• _AIM_
Go through the entries below and count the lines holding the word "calor". Reply with only the number, please.

• _EXTRACTED RECORDS_
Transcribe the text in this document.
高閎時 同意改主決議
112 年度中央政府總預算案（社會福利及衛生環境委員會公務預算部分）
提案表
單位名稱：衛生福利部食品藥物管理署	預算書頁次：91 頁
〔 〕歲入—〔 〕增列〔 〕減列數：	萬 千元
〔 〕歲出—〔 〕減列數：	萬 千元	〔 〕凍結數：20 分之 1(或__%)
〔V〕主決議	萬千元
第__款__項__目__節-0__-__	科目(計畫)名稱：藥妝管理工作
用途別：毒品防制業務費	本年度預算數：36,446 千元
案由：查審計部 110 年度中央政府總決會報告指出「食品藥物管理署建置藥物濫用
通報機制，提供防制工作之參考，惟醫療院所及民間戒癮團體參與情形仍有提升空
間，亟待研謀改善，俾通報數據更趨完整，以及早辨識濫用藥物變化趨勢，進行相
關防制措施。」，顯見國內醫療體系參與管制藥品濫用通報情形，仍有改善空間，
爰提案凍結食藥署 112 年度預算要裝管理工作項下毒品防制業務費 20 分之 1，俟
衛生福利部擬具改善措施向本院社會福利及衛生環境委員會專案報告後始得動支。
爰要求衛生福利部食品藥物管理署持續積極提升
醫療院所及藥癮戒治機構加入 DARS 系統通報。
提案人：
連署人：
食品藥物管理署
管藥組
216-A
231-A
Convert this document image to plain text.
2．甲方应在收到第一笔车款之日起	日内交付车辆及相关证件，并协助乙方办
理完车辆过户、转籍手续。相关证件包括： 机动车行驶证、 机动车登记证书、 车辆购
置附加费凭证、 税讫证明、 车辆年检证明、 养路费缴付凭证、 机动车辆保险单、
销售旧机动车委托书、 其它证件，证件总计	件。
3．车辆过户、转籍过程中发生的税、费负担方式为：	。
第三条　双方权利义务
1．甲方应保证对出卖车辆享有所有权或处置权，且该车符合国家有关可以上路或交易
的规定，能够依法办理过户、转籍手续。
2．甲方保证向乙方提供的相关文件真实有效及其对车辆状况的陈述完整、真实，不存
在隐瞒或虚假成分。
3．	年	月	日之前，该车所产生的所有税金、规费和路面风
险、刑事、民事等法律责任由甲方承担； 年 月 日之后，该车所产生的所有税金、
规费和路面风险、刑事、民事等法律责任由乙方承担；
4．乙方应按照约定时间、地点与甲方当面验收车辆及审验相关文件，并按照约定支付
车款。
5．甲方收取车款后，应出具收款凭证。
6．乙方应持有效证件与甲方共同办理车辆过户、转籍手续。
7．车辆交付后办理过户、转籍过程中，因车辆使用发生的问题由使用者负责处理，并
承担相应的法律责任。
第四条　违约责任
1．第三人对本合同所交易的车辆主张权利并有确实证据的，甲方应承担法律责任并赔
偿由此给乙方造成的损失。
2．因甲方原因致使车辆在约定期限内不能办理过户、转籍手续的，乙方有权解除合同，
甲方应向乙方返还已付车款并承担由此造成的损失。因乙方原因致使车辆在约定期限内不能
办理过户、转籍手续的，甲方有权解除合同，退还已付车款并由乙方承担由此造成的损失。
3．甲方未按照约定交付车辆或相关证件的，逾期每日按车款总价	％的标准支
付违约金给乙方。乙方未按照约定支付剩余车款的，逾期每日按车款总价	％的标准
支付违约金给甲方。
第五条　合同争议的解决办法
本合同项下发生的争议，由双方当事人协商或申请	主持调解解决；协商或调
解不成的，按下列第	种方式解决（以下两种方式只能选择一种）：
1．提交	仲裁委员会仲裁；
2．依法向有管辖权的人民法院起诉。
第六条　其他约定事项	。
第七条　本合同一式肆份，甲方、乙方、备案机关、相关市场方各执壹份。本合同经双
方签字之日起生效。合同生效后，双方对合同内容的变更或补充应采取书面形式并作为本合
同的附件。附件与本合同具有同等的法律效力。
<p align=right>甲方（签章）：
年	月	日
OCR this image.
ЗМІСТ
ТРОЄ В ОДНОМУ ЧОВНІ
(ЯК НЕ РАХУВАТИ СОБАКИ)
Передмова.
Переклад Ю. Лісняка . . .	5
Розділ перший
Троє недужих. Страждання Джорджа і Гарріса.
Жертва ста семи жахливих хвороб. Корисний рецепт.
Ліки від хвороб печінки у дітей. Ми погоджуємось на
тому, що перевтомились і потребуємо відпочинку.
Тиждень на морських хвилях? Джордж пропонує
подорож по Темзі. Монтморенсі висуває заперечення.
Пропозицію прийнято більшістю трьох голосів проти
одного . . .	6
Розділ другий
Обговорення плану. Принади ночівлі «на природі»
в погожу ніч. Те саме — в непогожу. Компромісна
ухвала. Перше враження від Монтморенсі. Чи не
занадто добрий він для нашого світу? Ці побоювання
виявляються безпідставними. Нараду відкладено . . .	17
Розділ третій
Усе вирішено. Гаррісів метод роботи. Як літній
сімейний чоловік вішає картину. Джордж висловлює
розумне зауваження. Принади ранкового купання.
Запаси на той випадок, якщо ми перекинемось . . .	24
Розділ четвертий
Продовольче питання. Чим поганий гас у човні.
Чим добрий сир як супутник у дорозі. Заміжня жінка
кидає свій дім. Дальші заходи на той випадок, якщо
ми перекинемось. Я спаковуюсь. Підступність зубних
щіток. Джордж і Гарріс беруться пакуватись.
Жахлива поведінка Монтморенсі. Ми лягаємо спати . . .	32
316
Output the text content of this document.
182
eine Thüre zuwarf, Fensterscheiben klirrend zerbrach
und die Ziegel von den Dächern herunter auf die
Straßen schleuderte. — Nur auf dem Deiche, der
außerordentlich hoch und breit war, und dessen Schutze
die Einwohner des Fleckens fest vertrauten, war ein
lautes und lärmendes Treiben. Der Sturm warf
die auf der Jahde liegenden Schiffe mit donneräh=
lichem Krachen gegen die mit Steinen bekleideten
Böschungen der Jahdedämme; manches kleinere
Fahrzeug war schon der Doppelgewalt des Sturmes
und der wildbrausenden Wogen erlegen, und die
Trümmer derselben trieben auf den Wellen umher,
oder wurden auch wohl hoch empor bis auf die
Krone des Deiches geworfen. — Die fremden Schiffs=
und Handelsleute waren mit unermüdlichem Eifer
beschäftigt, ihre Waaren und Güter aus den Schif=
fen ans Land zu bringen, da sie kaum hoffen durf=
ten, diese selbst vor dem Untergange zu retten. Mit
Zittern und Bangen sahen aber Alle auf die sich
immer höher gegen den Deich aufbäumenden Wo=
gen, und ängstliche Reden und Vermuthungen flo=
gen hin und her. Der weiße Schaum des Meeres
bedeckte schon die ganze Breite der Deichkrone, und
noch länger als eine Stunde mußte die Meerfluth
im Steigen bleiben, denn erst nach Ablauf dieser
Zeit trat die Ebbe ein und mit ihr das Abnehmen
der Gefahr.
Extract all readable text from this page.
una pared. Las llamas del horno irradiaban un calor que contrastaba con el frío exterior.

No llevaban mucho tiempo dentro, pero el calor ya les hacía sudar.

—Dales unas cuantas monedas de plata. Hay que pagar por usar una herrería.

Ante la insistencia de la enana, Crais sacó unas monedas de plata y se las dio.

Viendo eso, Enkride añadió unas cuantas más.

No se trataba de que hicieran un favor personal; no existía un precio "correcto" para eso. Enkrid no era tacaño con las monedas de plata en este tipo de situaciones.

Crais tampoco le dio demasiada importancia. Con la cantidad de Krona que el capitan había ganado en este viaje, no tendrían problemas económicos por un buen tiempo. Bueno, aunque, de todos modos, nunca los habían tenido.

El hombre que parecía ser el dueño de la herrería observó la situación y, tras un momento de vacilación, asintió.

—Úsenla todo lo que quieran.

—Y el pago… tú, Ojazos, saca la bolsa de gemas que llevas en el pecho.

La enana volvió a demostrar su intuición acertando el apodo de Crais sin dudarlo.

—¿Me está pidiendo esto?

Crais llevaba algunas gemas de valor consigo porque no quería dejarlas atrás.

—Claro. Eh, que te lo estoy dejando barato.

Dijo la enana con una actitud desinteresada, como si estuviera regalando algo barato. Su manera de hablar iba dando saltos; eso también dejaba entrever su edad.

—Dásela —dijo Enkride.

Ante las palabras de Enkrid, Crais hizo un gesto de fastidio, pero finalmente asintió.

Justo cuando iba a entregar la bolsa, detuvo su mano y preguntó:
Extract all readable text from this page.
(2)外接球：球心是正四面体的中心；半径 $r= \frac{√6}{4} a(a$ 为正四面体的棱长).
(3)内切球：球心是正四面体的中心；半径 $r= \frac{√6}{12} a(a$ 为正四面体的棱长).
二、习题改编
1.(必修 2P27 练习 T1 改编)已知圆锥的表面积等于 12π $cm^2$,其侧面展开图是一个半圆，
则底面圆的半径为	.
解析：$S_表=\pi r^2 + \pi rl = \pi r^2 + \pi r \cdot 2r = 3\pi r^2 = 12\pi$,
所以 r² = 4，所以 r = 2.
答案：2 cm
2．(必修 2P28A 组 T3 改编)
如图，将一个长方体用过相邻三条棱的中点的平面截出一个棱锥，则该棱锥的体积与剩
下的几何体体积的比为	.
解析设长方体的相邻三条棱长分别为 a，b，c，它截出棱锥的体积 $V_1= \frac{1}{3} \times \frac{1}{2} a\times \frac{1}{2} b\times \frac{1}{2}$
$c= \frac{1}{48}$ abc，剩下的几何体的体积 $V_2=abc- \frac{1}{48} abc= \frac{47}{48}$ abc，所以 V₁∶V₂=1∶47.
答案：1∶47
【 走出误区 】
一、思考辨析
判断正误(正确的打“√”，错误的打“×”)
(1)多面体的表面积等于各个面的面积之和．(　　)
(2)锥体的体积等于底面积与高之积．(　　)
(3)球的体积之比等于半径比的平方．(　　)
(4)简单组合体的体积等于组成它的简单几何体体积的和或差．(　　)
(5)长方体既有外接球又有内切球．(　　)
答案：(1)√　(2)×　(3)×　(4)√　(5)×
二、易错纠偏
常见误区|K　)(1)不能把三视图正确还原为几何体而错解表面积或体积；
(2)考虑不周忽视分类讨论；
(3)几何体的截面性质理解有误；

• _RIGHT ANSWER_
2